== Task description ==
Gather every line holding the string "While".

== Input data ==
## begin

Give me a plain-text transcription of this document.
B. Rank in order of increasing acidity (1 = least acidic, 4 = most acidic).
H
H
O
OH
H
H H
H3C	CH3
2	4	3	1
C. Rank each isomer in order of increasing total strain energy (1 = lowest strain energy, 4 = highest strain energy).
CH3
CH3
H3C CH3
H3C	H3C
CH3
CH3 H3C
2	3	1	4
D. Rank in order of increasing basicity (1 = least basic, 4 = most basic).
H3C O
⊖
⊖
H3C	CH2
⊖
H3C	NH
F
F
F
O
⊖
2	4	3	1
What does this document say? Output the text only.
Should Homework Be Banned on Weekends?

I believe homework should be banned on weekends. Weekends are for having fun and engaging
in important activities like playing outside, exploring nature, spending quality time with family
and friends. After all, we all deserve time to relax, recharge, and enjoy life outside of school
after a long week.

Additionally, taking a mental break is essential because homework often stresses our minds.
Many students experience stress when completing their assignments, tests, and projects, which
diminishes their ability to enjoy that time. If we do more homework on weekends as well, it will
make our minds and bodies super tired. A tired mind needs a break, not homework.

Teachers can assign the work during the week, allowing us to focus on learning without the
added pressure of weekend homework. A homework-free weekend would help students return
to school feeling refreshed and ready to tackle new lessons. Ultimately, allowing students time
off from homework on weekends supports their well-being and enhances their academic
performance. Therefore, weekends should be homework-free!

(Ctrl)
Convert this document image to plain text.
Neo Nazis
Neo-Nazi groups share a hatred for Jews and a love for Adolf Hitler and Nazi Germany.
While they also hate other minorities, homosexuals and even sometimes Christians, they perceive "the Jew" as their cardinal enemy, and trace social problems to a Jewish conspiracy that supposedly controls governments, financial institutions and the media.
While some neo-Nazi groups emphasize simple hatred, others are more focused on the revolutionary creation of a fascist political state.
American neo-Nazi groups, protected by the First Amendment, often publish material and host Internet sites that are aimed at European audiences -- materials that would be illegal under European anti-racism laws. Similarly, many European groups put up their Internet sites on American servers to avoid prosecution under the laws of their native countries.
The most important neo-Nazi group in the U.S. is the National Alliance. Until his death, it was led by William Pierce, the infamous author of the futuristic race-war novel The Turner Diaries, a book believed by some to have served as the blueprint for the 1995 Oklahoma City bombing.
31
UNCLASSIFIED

## end

== Response to the task ==
While they also hate other minorities, homosexuals and even sometimes Christians, they perceive "the Jew" as their cardinal enemy, and trace social problems to a Jewish conspiracy that supposedly controls governments, financial institutions and the media.
While some neo-Nazi groups emphasize simple hatred, others are more focused on the revolutionary creation of a fascist political state.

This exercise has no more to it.